_Short task:_
Quote all of the data that follows exactly as written, skipping the images.

_Given information:_
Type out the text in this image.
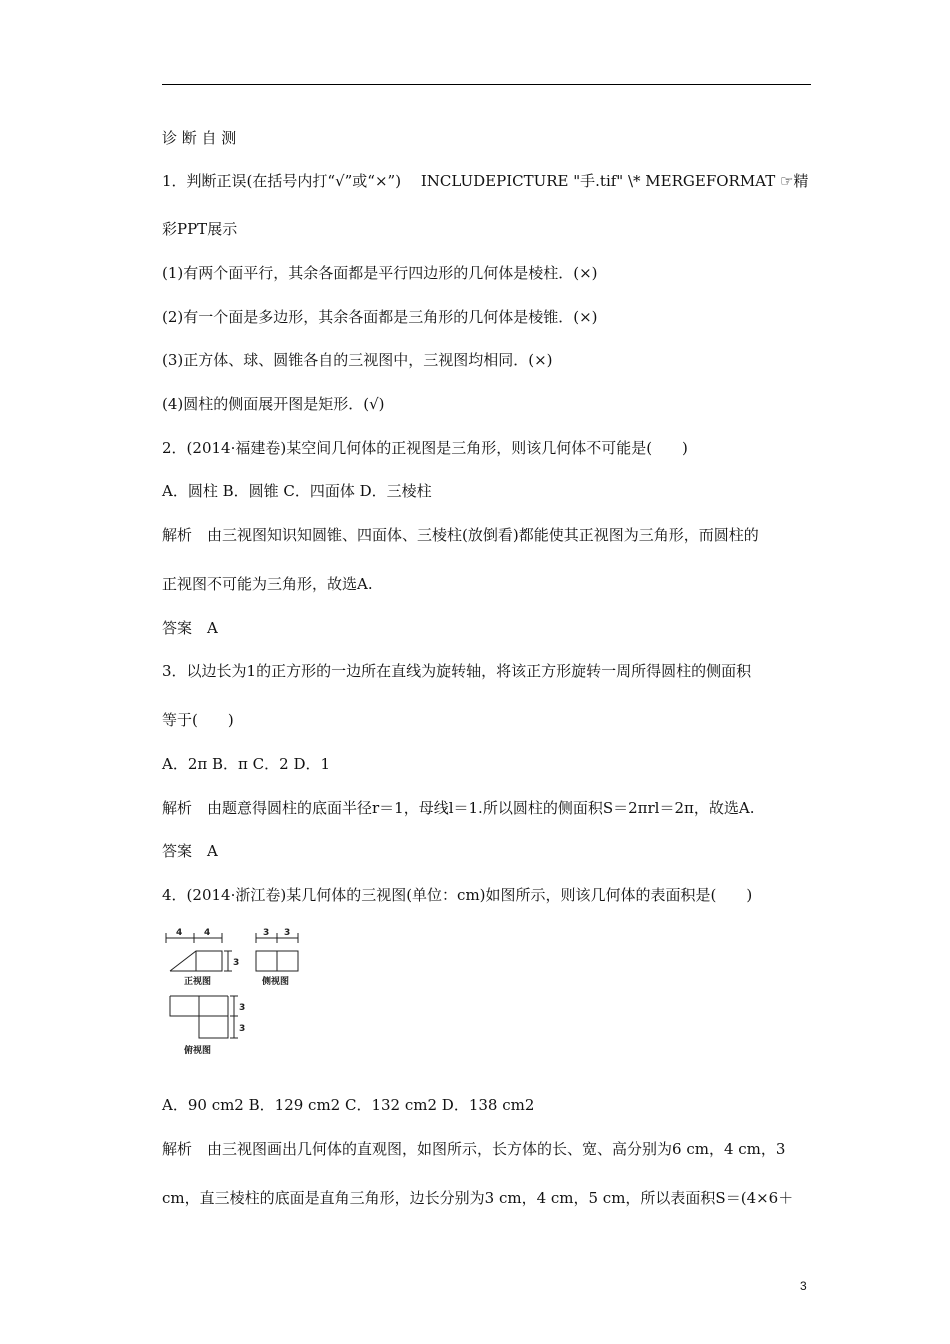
诊 断 自 测
1．判断正误(在括号内打“√”或“×”)　 INCLUDEPICTURE "手.tif" \* MERGEFORMAT ☞精
彩PPT展示
(1)有两个面平行，其余各面都是平行四边形的几何体是棱柱．(×)
(2)有一个面是多边形，其余各面都是三角形的几何体是棱锥．(×)
(3)正方体、球、圆锥各自的三视图中，三视图均相同．(×)
(4)圆柱的侧面展开图是矩形．(√)
2．(2014·福建卷)某空间几何体的正视图是三角形，则该几何体不可能是(　　)
A．圆柱 B．圆锥 C．四面体 D．三棱柱
解析　由三视图知识知圆锥、四面体、三棱柱(放倒看)都能使其正视图为三角形，而圆柱的
正视图不可能为三角形，故选A.
答案　A
3．以边长为1的正方形的一边所在直线为旋转轴，将该正方形旋转一周所得圆柱的侧面积
等于(　　)
A．2π B．π C．2 D．1
解析　由题意得圆柱的底面半径r＝1，母线l＝1.所以圆柱的侧面积S＝2πrl＝2π，故选A.
答案　A
4．(2014·浙江卷)某几何体的三视图(单位：cm)如图所示，则该几何体的表面积是(　　)
4 4
3
3 3
3
3
正视图	侧视图
俯视图
A．90 cm2 B．129 cm2 C．132 cm2 D．138 cm2
解析　由三视图画出几何体的直观图，如图所示，长方体的长、宽、高分别为6 cm，4 cm，3
cm，直三棱柱的底面是直角三角形，边长分别为3 cm，4 cm，5 cm，所以表面积S＝(4×6＋
3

_Result below:_
Type out the text in this image.
诊 断 自 测
1．判断正误(在括号内打“√”或“×”)　 INCLUDEPICTURE "手.tif" \* MERGEFORMAT ☞精
彩PPT展示
(1)有两个面平行，其余各面都是平行四边形的几何体是棱柱．(×)
(2)有一个面是多边形，其余各面都是三角形的几何体是棱锥．(×)
(3)正方体、球、圆锥各自的三视图中，三视图均相同．(×)
(4)圆柱的侧面展开图是矩形．(√)
2．(2014·福建卷)某空间几何体的正视图是三角形，则该几何体不可能是(　　)
A．圆柱 B．圆锥 C．四面体 D．三棱柱
解析　由三视图知识知圆锥、四面体、三棱柱(放倒看)都能使其正视图为三角形，而圆柱的
正视图不可能为三角形，故选A.
答案　A
3．以边长为1的正方形的一边所在直线为旋转轴，将该正方形旋转一周所得圆柱的侧面积
等于(　　)
A．2π B．π C．2 D．1
解析　由题意得圆柱的底面半径r＝1，母线l＝1.所以圆柱的侧面积S＝2πrl＝2π，故选A.
答案　A
4．(2014·浙江卷)某几何体的三视图(单位：cm)如图所示，则该几何体的表面积是(　　)
4 4
3
3 3
3
3
正视图	侧视图
俯视图
A．90 cm2 B．129 cm2 C．132 cm2 D．138 cm2
解析　由三视图画出几何体的直观图，如图所示，长方体的长、宽、高分别为6 cm，4 cm，3
cm，直三棱柱的底面是直角三角形，边长分别为3 cm，4 cm，5 cm，所以表面积S＝(4×6＋
3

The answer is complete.